Problem statement
Locate the lines where "ежегодный" occurs and copy them as they stand.

[Data records]
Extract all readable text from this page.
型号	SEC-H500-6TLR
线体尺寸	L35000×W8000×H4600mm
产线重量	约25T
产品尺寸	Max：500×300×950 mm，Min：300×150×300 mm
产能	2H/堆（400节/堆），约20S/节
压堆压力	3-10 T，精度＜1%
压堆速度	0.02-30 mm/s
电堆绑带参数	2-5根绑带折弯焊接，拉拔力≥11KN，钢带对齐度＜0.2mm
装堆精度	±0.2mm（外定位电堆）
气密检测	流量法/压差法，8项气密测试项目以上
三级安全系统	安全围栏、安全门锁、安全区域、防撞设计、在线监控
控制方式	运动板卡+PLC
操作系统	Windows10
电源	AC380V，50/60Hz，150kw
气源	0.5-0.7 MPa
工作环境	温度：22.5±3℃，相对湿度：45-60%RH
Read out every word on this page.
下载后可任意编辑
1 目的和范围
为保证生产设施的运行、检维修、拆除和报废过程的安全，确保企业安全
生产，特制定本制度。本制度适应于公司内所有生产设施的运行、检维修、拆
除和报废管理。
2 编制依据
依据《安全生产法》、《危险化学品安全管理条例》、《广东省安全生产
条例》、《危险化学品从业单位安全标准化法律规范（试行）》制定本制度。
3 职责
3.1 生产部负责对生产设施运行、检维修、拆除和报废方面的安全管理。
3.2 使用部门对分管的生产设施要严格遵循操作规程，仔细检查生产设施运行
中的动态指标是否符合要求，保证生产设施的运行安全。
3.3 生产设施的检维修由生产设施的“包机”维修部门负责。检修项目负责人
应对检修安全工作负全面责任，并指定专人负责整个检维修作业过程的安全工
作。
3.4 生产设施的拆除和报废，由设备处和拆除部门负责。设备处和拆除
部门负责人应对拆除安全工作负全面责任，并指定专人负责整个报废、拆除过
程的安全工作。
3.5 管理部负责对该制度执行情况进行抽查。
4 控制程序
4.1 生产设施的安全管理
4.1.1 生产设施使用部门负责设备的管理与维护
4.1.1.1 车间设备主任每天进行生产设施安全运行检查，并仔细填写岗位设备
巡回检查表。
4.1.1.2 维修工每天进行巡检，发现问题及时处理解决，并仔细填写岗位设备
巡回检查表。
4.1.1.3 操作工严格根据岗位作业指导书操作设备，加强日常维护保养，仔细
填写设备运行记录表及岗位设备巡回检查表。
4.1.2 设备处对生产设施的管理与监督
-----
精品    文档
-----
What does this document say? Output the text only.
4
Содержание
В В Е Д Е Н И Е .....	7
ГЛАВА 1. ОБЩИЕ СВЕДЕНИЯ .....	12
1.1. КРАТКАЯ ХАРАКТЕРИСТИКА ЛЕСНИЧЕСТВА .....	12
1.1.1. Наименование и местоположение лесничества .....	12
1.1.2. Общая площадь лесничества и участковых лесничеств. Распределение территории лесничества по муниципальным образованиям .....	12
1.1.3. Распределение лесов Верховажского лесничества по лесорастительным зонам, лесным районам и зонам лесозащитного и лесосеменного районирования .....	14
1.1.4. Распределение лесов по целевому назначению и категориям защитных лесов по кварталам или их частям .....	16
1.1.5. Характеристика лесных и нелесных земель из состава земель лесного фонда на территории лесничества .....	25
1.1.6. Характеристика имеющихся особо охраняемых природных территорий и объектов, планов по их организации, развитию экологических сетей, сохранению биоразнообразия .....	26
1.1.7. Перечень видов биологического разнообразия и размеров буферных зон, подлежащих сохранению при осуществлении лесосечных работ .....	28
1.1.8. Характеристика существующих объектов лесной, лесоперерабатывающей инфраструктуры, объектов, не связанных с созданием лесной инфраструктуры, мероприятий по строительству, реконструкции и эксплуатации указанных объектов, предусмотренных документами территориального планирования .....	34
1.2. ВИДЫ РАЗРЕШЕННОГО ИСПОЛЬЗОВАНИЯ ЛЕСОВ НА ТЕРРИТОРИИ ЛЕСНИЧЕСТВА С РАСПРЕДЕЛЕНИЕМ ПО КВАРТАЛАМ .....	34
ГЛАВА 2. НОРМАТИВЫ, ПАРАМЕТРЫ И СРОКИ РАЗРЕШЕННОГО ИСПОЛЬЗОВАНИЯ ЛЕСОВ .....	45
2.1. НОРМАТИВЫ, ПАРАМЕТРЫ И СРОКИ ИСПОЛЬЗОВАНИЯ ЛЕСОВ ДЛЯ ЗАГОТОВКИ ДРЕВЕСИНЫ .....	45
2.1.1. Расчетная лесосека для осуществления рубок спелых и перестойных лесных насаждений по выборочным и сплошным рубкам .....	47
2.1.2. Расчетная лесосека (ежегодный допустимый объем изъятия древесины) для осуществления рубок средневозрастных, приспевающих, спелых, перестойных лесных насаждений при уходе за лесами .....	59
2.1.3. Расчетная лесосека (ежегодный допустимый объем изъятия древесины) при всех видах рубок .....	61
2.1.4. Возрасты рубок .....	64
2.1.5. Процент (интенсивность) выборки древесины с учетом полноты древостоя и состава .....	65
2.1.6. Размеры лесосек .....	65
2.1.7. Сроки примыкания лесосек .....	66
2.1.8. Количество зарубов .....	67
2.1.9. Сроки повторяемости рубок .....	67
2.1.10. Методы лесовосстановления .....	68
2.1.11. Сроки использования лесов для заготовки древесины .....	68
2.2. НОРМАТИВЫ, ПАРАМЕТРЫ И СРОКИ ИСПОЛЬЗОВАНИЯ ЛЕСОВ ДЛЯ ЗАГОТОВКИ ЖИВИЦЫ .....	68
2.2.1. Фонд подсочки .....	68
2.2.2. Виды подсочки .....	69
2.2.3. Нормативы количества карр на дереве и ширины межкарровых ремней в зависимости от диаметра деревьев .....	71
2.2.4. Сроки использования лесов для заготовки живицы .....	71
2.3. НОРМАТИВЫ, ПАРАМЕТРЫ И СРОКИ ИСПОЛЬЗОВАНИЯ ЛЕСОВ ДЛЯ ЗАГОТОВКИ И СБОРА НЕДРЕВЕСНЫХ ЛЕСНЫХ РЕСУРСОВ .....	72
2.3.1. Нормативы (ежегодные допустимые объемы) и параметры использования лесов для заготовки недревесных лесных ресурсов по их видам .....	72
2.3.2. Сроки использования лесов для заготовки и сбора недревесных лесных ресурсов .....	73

Written answer
2.1.2. Расчетная лесосека (ежегодный допустимый объем изъятия древесины) для осуществления рубок средневозрастных, приспевающих, спелых, перестойных лесных насаждений при уходе за лесами .....	59
2.1.3. Расчетная лесосека (ежегодный допустимый объем изъятия древесины) при всех видах рубок .....	61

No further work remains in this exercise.